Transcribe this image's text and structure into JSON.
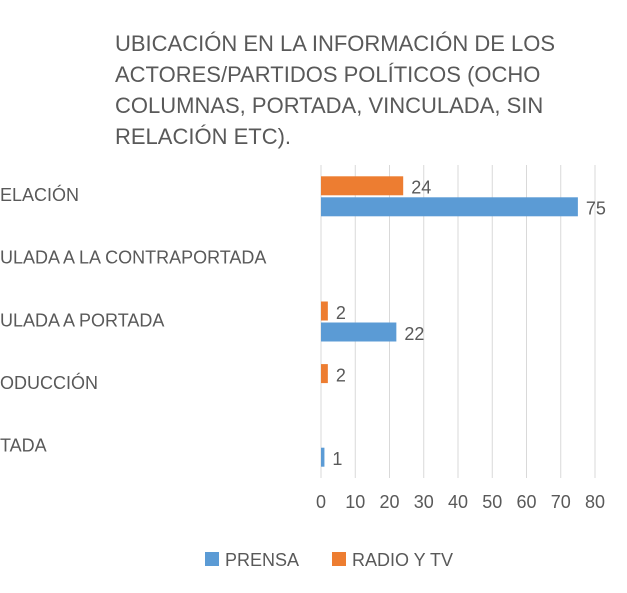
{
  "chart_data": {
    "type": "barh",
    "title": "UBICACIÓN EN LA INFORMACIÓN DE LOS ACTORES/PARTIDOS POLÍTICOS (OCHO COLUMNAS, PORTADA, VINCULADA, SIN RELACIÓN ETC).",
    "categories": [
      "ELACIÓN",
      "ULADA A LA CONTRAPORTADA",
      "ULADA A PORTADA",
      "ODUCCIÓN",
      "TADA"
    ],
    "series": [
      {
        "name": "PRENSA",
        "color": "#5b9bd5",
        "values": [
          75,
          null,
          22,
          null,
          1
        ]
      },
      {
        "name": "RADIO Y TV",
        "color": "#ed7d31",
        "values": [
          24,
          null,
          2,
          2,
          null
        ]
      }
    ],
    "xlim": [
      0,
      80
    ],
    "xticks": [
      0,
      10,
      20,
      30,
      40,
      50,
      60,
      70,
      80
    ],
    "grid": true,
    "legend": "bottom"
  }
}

--

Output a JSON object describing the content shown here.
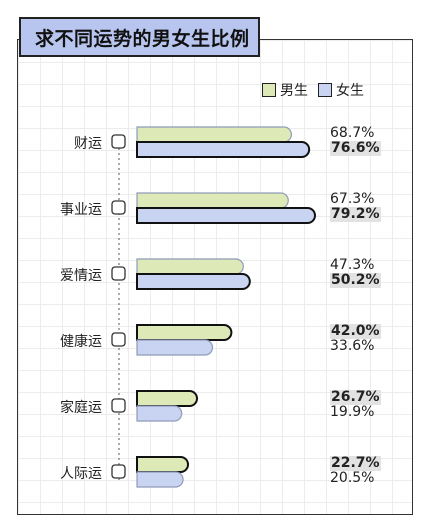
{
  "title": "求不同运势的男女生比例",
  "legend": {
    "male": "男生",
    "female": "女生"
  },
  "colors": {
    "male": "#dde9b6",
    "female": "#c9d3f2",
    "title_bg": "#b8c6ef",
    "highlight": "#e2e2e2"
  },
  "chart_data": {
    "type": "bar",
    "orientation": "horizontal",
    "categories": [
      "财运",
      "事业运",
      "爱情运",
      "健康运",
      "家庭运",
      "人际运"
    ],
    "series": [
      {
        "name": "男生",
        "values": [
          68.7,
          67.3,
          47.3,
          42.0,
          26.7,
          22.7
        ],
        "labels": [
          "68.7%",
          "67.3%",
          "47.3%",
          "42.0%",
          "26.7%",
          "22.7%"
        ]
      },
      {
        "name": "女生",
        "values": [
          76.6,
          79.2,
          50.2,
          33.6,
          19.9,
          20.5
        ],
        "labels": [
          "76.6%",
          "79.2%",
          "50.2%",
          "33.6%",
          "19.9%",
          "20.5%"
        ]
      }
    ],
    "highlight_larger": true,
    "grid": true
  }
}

--

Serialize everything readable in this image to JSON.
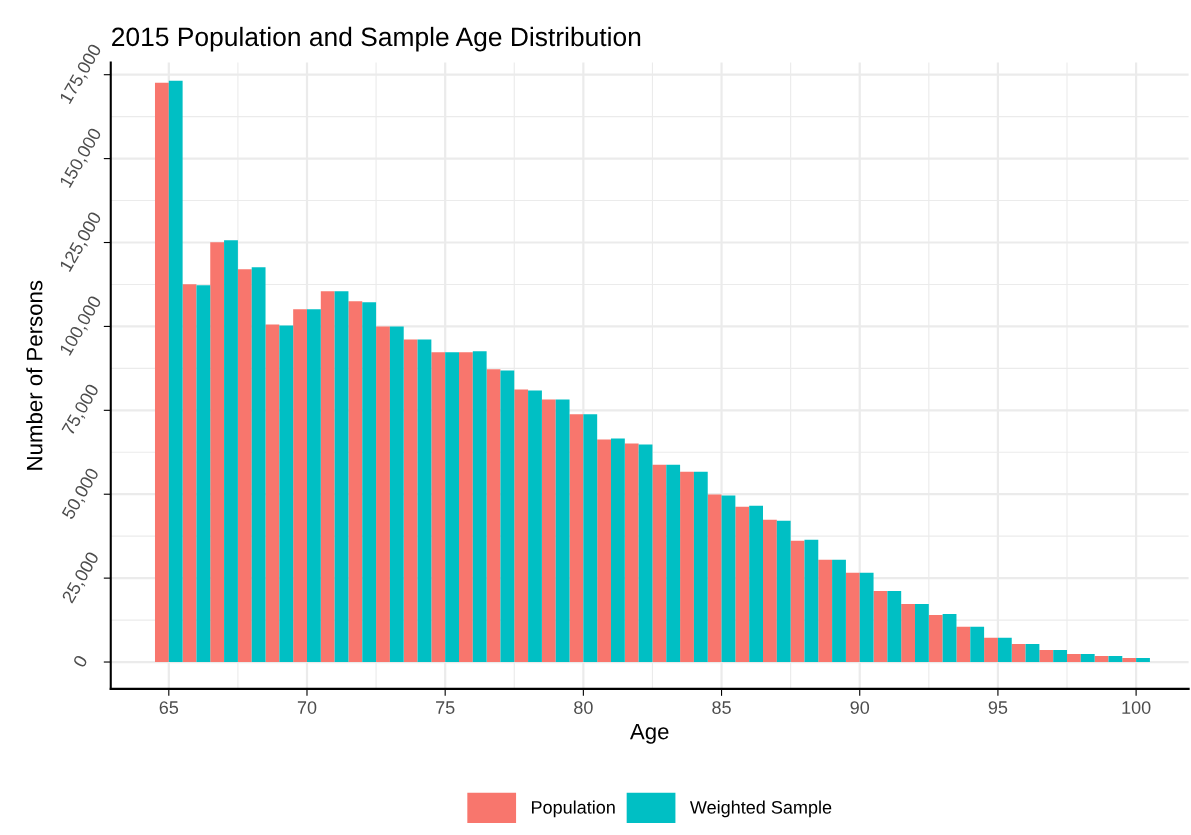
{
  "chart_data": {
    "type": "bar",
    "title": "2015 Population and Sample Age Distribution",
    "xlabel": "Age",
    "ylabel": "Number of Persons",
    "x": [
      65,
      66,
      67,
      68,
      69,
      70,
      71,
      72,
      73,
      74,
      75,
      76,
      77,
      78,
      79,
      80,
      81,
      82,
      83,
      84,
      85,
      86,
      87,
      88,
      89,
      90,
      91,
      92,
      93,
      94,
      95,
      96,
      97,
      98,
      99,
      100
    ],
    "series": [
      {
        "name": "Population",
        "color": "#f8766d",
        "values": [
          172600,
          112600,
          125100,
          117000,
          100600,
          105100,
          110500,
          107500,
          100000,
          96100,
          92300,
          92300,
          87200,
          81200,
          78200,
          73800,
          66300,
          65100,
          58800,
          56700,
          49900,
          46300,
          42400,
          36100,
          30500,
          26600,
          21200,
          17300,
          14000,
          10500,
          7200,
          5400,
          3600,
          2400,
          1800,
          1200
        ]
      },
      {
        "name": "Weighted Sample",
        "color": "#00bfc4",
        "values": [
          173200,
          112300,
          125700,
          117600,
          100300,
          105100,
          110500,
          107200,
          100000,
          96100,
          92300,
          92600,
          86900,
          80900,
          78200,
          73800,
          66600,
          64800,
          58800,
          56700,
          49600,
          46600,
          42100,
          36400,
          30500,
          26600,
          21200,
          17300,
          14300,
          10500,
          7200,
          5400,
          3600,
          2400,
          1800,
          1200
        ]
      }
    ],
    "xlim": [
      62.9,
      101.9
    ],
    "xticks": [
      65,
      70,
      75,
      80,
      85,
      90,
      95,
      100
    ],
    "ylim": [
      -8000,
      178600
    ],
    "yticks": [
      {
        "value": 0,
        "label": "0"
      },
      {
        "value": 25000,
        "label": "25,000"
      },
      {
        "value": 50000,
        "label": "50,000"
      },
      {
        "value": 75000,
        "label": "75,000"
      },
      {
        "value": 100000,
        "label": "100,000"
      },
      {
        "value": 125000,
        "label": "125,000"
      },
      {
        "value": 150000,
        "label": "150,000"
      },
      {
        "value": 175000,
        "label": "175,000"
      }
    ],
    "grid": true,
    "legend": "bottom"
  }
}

§ DO THIS
Find the lines of the material that hold the word "image" and report their count alone.

§ EXERCISE RESPONSE
2